Given problem>
Pick out each line in these entries that contains the string "Type".

---------- Records for the task

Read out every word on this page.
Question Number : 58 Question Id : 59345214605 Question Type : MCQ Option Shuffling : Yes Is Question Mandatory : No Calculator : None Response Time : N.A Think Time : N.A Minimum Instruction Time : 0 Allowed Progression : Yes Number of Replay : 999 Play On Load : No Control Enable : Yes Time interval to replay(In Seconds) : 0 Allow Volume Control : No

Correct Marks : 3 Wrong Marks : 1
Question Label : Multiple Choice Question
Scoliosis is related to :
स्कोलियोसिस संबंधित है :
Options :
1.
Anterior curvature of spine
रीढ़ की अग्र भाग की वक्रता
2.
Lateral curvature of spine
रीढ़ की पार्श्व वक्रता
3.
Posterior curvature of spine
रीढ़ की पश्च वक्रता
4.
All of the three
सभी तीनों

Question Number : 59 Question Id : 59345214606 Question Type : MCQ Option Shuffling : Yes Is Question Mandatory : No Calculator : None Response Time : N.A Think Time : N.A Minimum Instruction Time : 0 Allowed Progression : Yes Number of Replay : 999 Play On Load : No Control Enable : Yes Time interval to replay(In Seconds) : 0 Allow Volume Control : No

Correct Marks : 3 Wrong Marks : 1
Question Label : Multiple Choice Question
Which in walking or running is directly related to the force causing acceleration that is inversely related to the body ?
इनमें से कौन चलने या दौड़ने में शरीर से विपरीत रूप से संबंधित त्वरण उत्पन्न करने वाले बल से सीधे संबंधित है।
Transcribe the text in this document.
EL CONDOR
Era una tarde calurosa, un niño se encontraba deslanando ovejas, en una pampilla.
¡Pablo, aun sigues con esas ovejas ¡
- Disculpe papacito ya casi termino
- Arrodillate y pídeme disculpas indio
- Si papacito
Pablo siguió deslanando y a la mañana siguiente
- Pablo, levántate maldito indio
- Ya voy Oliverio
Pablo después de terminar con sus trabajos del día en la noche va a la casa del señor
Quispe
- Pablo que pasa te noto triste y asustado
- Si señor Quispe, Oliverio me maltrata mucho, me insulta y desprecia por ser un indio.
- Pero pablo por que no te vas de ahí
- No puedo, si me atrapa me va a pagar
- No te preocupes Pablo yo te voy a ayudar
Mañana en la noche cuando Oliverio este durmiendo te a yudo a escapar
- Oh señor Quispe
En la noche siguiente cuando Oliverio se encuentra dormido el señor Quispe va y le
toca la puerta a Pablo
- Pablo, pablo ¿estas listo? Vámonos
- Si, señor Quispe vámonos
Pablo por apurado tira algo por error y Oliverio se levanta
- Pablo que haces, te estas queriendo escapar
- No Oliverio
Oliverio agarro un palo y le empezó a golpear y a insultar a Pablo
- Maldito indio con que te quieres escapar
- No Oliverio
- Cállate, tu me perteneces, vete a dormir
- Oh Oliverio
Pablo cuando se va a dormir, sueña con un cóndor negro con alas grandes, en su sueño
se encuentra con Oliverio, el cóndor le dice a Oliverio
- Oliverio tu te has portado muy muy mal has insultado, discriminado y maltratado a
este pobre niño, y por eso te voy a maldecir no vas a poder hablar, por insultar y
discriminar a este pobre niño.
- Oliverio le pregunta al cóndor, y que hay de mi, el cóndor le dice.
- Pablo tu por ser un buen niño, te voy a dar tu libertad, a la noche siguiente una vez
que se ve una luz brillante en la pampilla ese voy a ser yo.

--------------------

Response to this exercise>
Question Number : 58 Question Id : 59345214605 Question Type : MCQ Option Shuffling : Yes Is Question Mandatory : No Calculator : None Response Time : N.A Think Time : N.A Minimum Instruction Time : 0 Allowed Progression : Yes Number of Replay : 999 Play On Load : No Control Enable : Yes Time interval to replay(In Seconds) : 0 Allow Volume Control : No
Question Number : 59 Question Id : 59345214606 Question Type : MCQ Option Shuffling : Yes Is Question Mandatory : No Calculator : None Response Time : N.A Think Time : N.A Minimum Instruction Time : 0 Allowed Progression : Yes Number of Replay : 999 Play On Load : No Control Enable : Yes Time interval to replay(In Seconds) : 0 Allow Volume Control : No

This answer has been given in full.